*** SUPPLIED MATERIAL

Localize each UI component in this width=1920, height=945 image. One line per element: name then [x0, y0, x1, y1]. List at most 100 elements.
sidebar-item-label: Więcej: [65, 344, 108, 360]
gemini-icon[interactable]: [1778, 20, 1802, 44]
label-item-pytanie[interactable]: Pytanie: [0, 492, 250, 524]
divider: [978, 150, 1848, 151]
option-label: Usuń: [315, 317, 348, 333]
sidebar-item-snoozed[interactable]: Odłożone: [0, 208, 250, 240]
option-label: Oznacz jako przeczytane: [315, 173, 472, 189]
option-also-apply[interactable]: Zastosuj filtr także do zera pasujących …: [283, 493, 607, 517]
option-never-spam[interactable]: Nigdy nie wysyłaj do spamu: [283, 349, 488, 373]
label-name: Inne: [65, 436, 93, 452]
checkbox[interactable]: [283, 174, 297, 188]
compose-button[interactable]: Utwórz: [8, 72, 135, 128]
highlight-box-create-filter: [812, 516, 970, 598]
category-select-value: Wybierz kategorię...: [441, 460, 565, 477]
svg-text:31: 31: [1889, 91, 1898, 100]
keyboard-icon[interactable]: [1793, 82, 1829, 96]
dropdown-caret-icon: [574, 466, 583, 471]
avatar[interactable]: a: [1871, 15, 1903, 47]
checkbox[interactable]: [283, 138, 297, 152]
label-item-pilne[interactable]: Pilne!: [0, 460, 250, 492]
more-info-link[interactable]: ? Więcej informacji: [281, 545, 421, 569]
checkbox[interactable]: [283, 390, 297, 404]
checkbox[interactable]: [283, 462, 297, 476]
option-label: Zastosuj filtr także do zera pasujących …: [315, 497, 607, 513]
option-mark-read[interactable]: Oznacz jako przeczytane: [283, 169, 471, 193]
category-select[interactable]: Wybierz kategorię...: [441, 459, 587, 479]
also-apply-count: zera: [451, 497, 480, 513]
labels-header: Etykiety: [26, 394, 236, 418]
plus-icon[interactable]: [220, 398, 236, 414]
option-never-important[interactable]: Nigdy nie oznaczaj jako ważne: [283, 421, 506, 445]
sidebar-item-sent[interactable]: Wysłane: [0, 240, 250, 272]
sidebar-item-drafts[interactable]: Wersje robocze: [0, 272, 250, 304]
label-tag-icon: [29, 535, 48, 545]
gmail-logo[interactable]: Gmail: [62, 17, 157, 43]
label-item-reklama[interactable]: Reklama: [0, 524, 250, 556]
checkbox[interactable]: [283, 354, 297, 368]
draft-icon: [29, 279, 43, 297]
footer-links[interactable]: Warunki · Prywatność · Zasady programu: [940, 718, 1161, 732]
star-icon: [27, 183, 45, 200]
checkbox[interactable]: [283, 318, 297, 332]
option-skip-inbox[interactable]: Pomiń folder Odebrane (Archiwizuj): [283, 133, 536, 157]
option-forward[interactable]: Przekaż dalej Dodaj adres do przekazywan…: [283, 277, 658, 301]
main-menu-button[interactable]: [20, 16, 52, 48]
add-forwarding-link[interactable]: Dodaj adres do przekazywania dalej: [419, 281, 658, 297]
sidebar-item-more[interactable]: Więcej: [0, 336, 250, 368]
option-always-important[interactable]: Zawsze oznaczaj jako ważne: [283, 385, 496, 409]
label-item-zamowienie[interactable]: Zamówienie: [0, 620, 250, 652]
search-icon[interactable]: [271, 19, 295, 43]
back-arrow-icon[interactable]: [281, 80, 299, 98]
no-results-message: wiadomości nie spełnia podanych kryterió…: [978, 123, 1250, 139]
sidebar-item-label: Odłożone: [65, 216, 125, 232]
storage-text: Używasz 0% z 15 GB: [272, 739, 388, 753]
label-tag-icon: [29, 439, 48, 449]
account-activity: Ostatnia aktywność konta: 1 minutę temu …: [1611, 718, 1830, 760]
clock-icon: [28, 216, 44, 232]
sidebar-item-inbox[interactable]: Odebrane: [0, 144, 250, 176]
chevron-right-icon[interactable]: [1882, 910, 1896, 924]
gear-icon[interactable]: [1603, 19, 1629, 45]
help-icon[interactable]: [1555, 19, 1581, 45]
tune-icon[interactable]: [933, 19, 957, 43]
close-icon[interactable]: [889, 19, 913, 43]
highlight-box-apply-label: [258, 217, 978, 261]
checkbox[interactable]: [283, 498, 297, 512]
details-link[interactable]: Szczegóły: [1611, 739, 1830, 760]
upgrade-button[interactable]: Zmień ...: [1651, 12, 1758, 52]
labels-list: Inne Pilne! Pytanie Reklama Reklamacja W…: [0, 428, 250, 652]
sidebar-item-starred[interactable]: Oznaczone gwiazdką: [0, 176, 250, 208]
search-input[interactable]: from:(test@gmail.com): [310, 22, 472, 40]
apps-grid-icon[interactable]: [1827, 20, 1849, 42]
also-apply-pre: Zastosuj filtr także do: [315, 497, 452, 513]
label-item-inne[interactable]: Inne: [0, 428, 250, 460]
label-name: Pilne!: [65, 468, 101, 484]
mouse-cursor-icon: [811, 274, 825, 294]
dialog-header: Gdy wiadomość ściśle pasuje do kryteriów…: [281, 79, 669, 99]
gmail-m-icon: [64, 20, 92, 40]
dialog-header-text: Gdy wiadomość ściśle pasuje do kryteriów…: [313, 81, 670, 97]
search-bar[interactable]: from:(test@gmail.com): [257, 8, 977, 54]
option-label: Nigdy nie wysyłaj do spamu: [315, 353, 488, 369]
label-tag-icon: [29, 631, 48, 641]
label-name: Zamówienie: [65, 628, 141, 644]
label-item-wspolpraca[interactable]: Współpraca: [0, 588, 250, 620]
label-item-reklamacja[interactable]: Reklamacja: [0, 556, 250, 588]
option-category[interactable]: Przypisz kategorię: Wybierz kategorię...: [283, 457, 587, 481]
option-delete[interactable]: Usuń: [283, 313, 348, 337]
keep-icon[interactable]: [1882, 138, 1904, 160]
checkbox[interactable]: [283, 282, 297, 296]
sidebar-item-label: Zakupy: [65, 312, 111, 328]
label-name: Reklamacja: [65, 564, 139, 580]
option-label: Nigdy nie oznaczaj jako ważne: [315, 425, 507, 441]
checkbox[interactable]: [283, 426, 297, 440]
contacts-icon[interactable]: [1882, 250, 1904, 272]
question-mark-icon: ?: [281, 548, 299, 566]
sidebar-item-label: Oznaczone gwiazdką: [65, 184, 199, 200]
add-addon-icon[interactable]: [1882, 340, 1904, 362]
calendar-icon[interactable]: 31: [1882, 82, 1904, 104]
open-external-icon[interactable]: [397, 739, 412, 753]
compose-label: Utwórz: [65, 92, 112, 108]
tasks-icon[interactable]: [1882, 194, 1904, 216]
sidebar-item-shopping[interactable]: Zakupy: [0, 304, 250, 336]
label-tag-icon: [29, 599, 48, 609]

******

Change "Localize" to "Locate" in every item and reproduce the items otherwise unchanged.

Locate each UI component in this width=1920, height=945 image. One line per element: name then [x0, y0, x1, y1]. List at most 100 elements.
sidebar-item-label: Więcej: [65, 344, 108, 360]
gemini-icon[interactable]: [1778, 20, 1802, 44]
label-item-pytanie[interactable]: Pytanie: [0, 492, 250, 524]
divider: [978, 150, 1848, 151]
option-label: Usuń: [315, 317, 348, 333]
sidebar-item-snoozed[interactable]: Odłożone: [0, 208, 250, 240]
option-label: Oznacz jako przeczytane: [315, 173, 472, 189]
option-also-apply[interactable]: Zastosuj filtr także do zera pasujących …: [283, 493, 607, 517]
option-never-spam[interactable]: Nigdy nie wysyłaj do spamu: [283, 349, 488, 373]
label-name: Inne: [65, 436, 93, 452]
checkbox[interactable]: [283, 174, 297, 188]
compose-button[interactable]: Utwórz: [8, 72, 135, 128]
highlight-box-create-filter: [812, 516, 970, 598]
category-select-value: Wybierz kategorię...: [441, 460, 565, 477]
svg-text:31: 31: [1889, 91, 1898, 100]
keyboard-icon[interactable]: [1793, 82, 1829, 96]
dropdown-caret-icon: [574, 466, 583, 471]
avatar[interactable]: a: [1871, 15, 1903, 47]
checkbox[interactable]: [283, 138, 297, 152]
label-item-pilne[interactable]: Pilne!: [0, 460, 250, 492]
more-info-link[interactable]: ? Więcej informacji: [281, 545, 421, 569]
checkbox[interactable]: [283, 390, 297, 404]
checkbox[interactable]: [283, 462, 297, 476]
option-label: Zastosuj filtr także do zera pasujących …: [315, 497, 607, 513]
option-mark-read[interactable]: Oznacz jako przeczytane: [283, 169, 471, 193]
category-select[interactable]: Wybierz kategorię...: [441, 459, 587, 479]
also-apply-count: zera: [451, 497, 480, 513]
labels-header: Etykiety: [26, 394, 236, 418]
plus-icon[interactable]: [220, 398, 236, 414]
option-never-important[interactable]: Nigdy nie oznaczaj jako ważne: [283, 421, 506, 445]
sidebar-item-sent[interactable]: Wysłane: [0, 240, 250, 272]
sidebar-item-drafts[interactable]: Wersje robocze: [0, 272, 250, 304]
label-tag-icon: [29, 535, 48, 545]
gmail-logo[interactable]: Gmail: [62, 17, 157, 43]
label-item-reklama[interactable]: Reklama: [0, 524, 250, 556]
checkbox[interactable]: [283, 354, 297, 368]
draft-icon: [29, 279, 43, 297]
footer-links[interactable]: Warunki · Prywatność · Zasady programu: [940, 718, 1161, 732]
star-icon: [27, 183, 45, 200]
checkbox[interactable]: [283, 318, 297, 332]
option-skip-inbox[interactable]: Pomiń folder Odebrane (Archiwizuj): [283, 133, 536, 157]
option-forward[interactable]: Przekaż dalej Dodaj adres do przekazywan…: [283, 277, 658, 301]
main-menu-button[interactable]: [20, 16, 52, 48]
add-forwarding-link[interactable]: Dodaj adres do przekazywania dalej: [419, 281, 658, 297]
sidebar-item-more[interactable]: Więcej: [0, 336, 250, 368]
option-always-important[interactable]: Zawsze oznaczaj jako ważne: [283, 385, 496, 409]
label-item-zamowienie[interactable]: Zamówienie: [0, 620, 250, 652]
search-icon[interactable]: [271, 19, 295, 43]
back-arrow-icon[interactable]: [281, 80, 299, 98]
no-results-message: wiadomości nie spełnia podanych kryterió…: [978, 123, 1250, 139]
sidebar-item-label: Odłożone: [65, 216, 125, 232]
storage-text: Używasz 0% z 15 GB: [272, 739, 388, 753]
label-tag-icon: [29, 439, 48, 449]
account-activity: Ostatnia aktywność konta: 1 minutę temu …: [1611, 718, 1830, 760]
clock-icon: [28, 216, 44, 232]
sidebar-item-inbox[interactable]: Odebrane: [0, 144, 250, 176]
chevron-right-icon[interactable]: [1882, 910, 1896, 924]
gear-icon[interactable]: [1603, 19, 1629, 45]
help-icon[interactable]: [1555, 19, 1581, 45]
tune-icon[interactable]: [933, 19, 957, 43]
close-icon[interactable]: [889, 19, 913, 43]
highlight-box-apply-label: [258, 217, 978, 261]
checkbox[interactable]: [283, 498, 297, 512]
details-link[interactable]: Szczegóły: [1611, 739, 1830, 760]
upgrade-button[interactable]: Zmień ...: [1651, 12, 1758, 52]
labels-list: Inne Pilne! Pytanie Reklama Reklamacja W…: [0, 428, 250, 652]
sidebar-item-starred[interactable]: Oznaczone gwiazdką: [0, 176, 250, 208]
search-input[interactable]: from:(test@gmail.com): [310, 22, 472, 40]
apps-grid-icon[interactable]: [1827, 20, 1849, 42]
also-apply-pre: Zastosuj filtr także do: [315, 497, 452, 513]
label-item-inne[interactable]: Inne: [0, 428, 250, 460]
label-name: Pilne!: [65, 468, 101, 484]
mouse-cursor-icon: [811, 274, 825, 294]
dialog-header: Gdy wiadomość ściśle pasuje do kryteriów…: [281, 79, 669, 99]
gmail-m-icon: [64, 20, 92, 40]
dialog-header-text: Gdy wiadomość ściśle pasuje do kryteriów…: [313, 81, 670, 97]
search-bar[interactable]: from:(test@gmail.com): [257, 8, 977, 54]
option-label: Nigdy nie wysyłaj do spamu: [315, 353, 488, 369]
label-tag-icon: [29, 631, 48, 641]
label-name: Zamówienie: [65, 628, 141, 644]
label-item-wspolpraca[interactable]: Współpraca: [0, 588, 250, 620]
label-item-reklamacja[interactable]: Reklamacja: [0, 556, 250, 588]
option-category[interactable]: Przypisz kategorię: Wybierz kategorię...: [283, 457, 587, 481]
option-delete[interactable]: Usuń: [283, 313, 348, 337]
keep-icon[interactable]: [1882, 138, 1904, 160]
checkbox[interactable]: [283, 282, 297, 296]
sidebar-item-label: Zakupy: [65, 312, 111, 328]
label-name: Reklamacja: [65, 564, 139, 580]
option-label: Nigdy nie oznaczaj jako ważne: [315, 425, 507, 441]
checkbox[interactable]: [283, 426, 297, 440]
contacts-icon[interactable]: [1882, 250, 1904, 272]
question-mark-icon: ?: [281, 548, 299, 566]
sidebar-item-label: Oznaczone gwiazdką: [65, 184, 199, 200]
add-addon-icon[interactable]: [1882, 340, 1904, 362]
calendar-icon[interactable]: 31: [1882, 82, 1904, 104]
open-external-icon[interactable]: [397, 739, 412, 753]
compose-label: Utwórz: [65, 92, 112, 108]
tasks-icon[interactable]: [1882, 194, 1904, 216]
sidebar-item-shopping[interactable]: Zakupy: [0, 304, 250, 336]
label-tag-icon: [29, 599, 48, 609]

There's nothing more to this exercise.